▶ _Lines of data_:
=====
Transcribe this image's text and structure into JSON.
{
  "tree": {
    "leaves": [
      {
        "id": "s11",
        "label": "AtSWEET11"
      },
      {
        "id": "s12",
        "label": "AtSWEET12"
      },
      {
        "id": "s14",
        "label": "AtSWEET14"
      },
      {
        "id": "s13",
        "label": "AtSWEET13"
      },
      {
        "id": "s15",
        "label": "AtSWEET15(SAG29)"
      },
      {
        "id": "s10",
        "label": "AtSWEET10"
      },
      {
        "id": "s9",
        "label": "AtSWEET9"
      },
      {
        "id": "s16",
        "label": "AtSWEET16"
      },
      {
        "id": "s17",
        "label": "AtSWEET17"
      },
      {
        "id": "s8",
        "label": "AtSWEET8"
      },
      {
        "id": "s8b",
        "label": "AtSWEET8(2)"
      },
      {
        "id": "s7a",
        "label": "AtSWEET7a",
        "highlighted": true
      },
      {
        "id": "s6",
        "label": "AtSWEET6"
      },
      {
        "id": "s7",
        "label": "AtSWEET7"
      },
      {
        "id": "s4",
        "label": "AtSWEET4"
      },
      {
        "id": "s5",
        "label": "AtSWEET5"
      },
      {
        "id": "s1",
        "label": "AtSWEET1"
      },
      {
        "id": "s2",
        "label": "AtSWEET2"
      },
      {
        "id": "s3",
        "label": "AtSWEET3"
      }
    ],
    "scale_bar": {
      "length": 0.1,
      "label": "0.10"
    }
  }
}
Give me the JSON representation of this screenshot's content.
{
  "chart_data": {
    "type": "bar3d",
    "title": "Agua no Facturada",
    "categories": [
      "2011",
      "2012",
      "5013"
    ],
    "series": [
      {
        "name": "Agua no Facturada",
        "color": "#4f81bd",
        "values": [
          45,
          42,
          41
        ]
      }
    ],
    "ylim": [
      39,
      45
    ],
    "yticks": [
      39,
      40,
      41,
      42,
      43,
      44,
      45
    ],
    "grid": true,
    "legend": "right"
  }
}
=====
▶ _Goal_:
The lines to quote run from the one containing "Give me the" through the final line of the material above; please give them exactly, both ends included, and nothing else.

▶ _Full output_:
Give me the JSON representation of this screenshot's content.
{
  "chart_data": {
    "type": "bar3d",
    "title": "Agua no Facturada",
    "categories": [
      "2011",
      "2012",
      "5013"
    ],
    "series": [
      {
        "name": "Agua no Facturada",
        "color": "#4f81bd",
        "values": [
          45,
          42,
          41
        ]
      }
    ],
    "ylim": [
      39,
      45
    ],
    "yticks": [
      39,
      40,
      41,
      42,
      43,
      44,
      45
    ],
    "grid": true,
    "legend": "right"
  }
}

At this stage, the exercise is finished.